Objective: Copy each line that holds "Ratio".

Entries with figure data:
===============

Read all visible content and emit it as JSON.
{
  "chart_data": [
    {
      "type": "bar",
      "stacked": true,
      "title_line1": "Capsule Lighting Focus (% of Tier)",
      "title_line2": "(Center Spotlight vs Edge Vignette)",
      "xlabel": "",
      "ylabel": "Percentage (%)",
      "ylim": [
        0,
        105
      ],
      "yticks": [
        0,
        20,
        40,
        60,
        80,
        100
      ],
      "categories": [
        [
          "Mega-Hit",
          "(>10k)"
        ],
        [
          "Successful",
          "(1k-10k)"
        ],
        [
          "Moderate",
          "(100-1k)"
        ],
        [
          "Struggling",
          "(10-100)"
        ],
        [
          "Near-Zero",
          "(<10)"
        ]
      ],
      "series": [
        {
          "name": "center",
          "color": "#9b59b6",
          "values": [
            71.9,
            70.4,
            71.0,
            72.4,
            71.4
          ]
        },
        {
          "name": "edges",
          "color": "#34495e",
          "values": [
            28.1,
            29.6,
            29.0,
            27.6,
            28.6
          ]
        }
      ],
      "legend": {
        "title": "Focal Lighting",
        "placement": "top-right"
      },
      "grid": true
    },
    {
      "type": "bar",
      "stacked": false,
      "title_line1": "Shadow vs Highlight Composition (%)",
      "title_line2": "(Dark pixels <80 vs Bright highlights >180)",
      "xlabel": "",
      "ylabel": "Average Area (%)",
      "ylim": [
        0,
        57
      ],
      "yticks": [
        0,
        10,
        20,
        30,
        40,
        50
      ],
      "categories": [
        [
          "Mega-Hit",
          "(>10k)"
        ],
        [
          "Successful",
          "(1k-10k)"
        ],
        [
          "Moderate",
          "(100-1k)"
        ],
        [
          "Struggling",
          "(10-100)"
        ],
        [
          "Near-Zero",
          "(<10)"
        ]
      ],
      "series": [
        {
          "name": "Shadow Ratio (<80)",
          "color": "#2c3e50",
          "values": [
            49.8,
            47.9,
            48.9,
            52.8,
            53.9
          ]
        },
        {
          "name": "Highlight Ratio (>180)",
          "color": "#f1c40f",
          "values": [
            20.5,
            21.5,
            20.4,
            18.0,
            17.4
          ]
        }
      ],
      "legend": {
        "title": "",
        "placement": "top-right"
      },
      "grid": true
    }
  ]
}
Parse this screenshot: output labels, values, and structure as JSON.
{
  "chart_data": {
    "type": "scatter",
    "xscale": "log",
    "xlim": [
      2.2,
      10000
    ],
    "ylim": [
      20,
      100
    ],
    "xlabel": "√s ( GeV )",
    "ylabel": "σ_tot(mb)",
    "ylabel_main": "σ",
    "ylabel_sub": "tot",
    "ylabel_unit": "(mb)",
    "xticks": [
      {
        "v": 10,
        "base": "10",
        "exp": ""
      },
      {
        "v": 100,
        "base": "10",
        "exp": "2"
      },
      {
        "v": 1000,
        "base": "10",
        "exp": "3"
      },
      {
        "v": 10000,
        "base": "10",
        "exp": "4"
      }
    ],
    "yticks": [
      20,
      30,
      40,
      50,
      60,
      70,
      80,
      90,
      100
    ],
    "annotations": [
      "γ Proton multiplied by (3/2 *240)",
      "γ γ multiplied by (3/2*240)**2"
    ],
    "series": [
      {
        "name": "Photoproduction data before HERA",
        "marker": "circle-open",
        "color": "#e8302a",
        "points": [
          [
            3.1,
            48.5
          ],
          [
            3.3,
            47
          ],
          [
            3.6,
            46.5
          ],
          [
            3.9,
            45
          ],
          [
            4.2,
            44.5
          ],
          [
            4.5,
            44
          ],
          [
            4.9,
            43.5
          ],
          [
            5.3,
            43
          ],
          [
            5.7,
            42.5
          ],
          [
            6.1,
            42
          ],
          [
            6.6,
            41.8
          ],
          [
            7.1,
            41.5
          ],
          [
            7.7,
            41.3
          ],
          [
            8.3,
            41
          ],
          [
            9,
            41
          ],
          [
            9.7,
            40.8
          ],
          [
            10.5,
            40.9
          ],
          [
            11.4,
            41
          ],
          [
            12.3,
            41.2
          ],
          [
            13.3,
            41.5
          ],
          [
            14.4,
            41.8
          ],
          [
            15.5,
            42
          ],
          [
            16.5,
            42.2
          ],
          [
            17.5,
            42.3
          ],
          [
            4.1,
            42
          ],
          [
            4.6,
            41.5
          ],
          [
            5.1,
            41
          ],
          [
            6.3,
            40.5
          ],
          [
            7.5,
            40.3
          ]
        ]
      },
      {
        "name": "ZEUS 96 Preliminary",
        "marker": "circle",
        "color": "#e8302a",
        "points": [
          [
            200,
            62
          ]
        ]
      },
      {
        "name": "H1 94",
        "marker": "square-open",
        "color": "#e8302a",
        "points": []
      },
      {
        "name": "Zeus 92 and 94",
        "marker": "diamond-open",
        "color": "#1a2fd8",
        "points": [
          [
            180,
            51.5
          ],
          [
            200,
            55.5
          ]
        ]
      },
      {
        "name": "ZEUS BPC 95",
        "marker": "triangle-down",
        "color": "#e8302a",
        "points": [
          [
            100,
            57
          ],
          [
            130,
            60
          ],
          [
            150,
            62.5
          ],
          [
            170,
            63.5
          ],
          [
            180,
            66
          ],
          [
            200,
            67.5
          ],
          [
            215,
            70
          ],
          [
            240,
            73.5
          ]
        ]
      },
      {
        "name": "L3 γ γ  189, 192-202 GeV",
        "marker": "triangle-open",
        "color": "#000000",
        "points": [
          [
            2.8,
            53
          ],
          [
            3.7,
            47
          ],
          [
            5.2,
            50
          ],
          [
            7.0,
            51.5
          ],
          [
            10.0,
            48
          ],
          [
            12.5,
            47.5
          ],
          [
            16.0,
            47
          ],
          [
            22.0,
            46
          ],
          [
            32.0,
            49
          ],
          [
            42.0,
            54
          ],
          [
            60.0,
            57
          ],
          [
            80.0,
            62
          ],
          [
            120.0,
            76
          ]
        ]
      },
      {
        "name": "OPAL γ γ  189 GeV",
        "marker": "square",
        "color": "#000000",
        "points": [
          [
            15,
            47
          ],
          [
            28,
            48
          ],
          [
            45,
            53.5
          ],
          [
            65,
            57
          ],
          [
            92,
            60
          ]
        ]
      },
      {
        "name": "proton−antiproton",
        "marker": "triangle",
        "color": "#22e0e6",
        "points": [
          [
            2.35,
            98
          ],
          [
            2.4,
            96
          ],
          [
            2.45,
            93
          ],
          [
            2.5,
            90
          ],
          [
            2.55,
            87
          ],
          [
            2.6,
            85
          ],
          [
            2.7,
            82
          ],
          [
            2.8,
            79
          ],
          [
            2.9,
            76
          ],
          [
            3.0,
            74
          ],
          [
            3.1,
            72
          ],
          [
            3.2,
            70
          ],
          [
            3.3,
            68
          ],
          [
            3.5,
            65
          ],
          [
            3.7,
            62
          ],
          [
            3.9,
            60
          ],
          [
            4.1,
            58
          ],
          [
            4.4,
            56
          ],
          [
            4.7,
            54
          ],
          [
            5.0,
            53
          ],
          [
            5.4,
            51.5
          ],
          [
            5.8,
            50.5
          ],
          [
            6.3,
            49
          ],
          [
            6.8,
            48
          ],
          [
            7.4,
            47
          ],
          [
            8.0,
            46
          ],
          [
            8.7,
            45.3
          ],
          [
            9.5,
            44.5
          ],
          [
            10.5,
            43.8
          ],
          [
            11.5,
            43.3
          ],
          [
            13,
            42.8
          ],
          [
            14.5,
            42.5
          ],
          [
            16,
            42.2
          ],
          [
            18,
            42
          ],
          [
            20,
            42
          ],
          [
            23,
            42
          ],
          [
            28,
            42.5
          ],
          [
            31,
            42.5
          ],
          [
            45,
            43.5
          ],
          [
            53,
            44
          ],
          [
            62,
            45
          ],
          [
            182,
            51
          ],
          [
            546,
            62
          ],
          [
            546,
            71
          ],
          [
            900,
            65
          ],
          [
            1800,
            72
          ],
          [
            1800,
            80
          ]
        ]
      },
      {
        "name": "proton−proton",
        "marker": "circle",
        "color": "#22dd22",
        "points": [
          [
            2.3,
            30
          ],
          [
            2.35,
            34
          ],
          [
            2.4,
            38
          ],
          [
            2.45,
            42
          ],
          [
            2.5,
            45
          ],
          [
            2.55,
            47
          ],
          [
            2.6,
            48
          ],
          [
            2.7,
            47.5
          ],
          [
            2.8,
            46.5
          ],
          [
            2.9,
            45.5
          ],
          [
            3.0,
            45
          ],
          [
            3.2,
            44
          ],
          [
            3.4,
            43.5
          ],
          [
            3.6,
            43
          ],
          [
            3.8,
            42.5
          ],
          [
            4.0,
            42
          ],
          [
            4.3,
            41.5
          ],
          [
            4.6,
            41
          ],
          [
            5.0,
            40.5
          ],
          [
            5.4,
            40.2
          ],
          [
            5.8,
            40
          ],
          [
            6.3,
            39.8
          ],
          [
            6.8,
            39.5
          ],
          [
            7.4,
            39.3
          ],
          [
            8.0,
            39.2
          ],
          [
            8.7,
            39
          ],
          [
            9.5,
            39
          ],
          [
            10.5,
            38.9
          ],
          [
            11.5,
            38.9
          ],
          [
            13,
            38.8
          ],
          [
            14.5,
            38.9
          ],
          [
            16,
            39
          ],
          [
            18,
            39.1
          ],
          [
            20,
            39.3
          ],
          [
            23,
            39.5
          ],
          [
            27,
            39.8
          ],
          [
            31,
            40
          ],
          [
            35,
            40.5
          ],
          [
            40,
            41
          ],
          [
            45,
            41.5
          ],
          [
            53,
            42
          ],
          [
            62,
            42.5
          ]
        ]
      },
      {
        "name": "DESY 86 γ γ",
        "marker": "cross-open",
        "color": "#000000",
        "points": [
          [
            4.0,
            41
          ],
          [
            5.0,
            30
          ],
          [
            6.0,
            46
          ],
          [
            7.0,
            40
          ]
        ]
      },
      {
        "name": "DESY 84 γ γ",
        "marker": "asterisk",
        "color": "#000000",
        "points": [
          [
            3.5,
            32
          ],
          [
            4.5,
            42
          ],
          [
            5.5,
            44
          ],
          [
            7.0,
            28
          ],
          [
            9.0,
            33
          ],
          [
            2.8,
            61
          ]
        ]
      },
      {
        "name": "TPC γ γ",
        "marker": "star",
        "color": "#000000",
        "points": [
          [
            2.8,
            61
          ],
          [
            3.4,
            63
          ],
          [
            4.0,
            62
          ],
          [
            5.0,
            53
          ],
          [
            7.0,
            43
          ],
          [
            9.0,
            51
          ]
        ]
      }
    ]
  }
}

===============

The reply:
          "name": "Shadow Ratio (<80)",
          "name": "Highlight Ratio (>180)",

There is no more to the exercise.